-- begin --

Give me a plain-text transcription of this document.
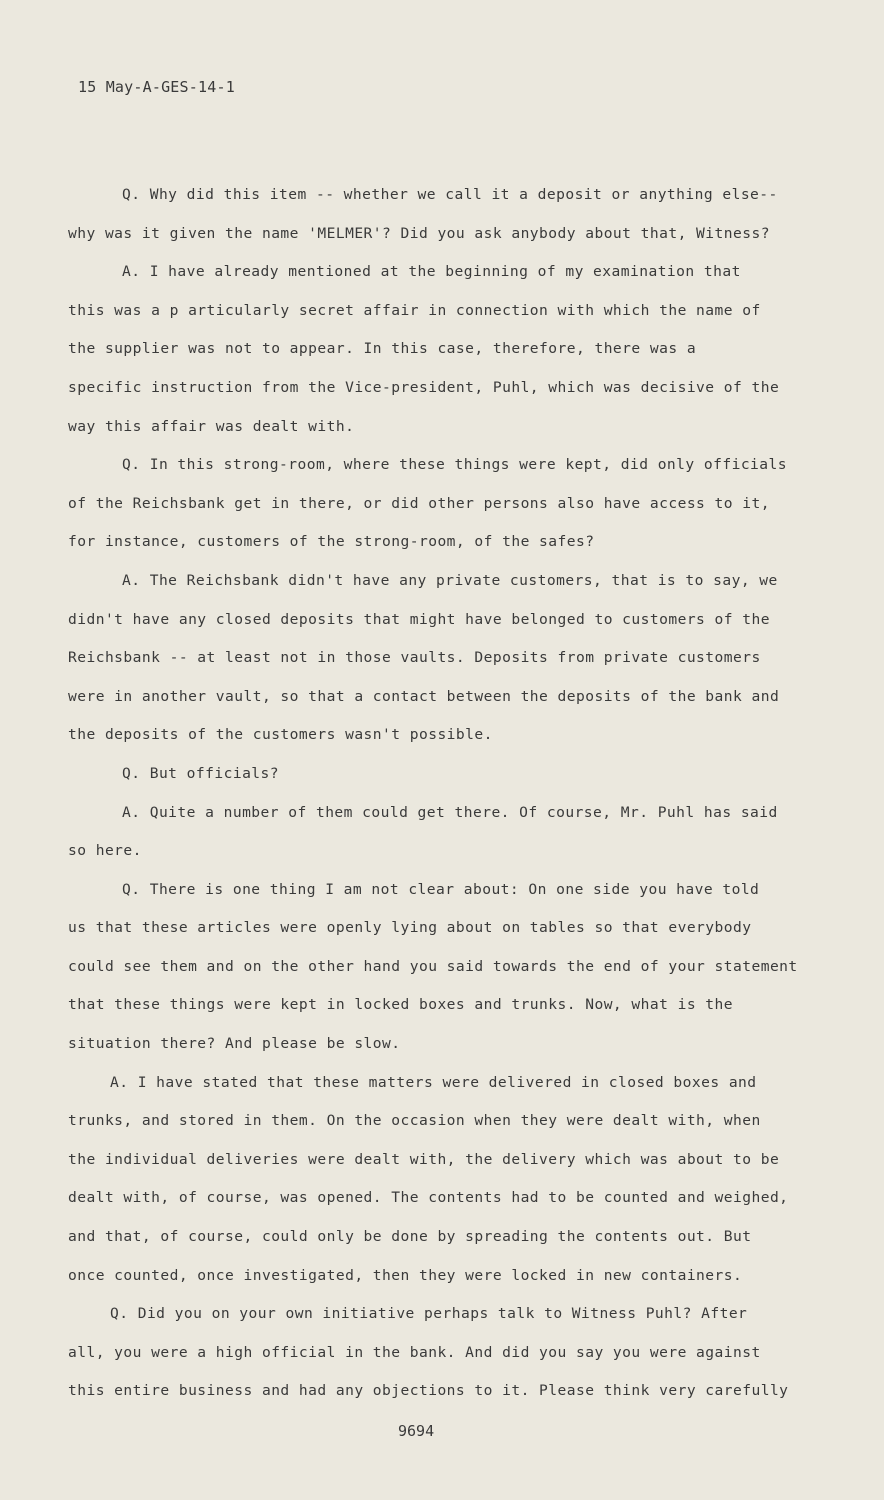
15 May-A-GES-14-1
Q. Why did this item -- whether we call it a deposit or anything else--
why was it given the name 'MELMER'? Did you ask anybody about that, Witness?
A. I have already mentioned at the beginning of my examination that
this was a p articularly secret affair in connection with which the name of
the supplier was not to appear. In this case, therefore, there was a
specific instruction from the Vice-president, Puhl, which was decisive of the
way this affair was dealt with.
Q. In this strong-room, where these things were kept, did only officials
of the Reichsbank get in there, or did other persons also have access to it,
for instance, customers of the strong-room, of the safes?
A. The Reichsbank didn't have any private customers, that is to say, we
didn't have any closed deposits that might have belonged to customers of the
Reichsbank -- at least not in those vaults. Deposits from private customers
were in another vault, so that a contact between the deposits of the bank and
the deposits of the customers wasn't possible.
Q. But officials?
A. Quite a number of them could get there. Of course, Mr. Puhl has said
so here.
Q. There is one thing I am not clear about: On one side you have told
us that these articles were openly lying about on tables so that everybody
could see them and on the other hand you said towards the end of your statement
that these things were kept in locked boxes and trunks. Now, what is the
situation there? And please be slow.
A. I have stated that these matters were delivered in closed boxes and
trunks, and stored in them. On the occasion when they were dealt with, when
the individual deliveries were dealt with, the delivery which was about to be
dealt with, of course, was opened. The contents had to be counted and weighed,
and that, of course, could only be done by spreading the contents out. But
once counted, once investigated, then they were locked in new containers.
Q. Did you on your own initiative perhaps talk to Witness Puhl? After
all, you were a high official in the bank. And did you say you were against
this entire business and had any objections to it. Please think very carefully
9694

-- end --

- **GIVEN EXERCISE**
Take the data above and repeat it exactly, leaving each picture out.

- **ANSWER IN FULL**
Give me a plain-text transcription of this document.
15 May-A-GES-14-1
Q. Why did this item -- whether we call it a deposit or anything else--
why was it given the name 'MELMER'? Did you ask anybody about that, Witness?
A. I have already mentioned at the beginning of my examination that
this was a p articularly secret affair in connection with which the name of
the supplier was not to appear. In this case, therefore, there was a
specific instruction from the Vice-president, Puhl, which was decisive of the
way this affair was dealt with.
Q. In this strong-room, where these things were kept, did only officials
of the Reichsbank get in there, or did other persons also have access to it,
for instance, customers of the strong-room, of the safes?
A. The Reichsbank didn't have any private customers, that is to say, we
didn't have any closed deposits that might have belonged to customers of the
Reichsbank -- at least not in those vaults. Deposits from private customers
were in another vault, so that a contact between the deposits of the bank and
the deposits of the customers wasn't possible.
Q. But officials?
A. Quite a number of them could get there. Of course, Mr. Puhl has said
so here.
Q. There is one thing I am not clear about: On one side you have told
us that these articles were openly lying about on tables so that everybody
could see them and on the other hand you said towards the end of your statement
that these things were kept in locked boxes and trunks. Now, what is the
situation there? And please be slow.
A. I have stated that these matters were delivered in closed boxes and
trunks, and stored in them. On the occasion when they were dealt with, when
the individual deliveries were dealt with, the delivery which was about to be
dealt with, of course, was opened. The contents had to be counted and weighed,
and that, of course, could only be done by spreading the contents out. But
once counted, once investigated, then they were locked in new containers.
Q. Did you on your own initiative perhaps talk to Witness Puhl? After
all, you were a high official in the bank. And did you say you were against
this entire business and had any objections to it. Please think very carefully
9694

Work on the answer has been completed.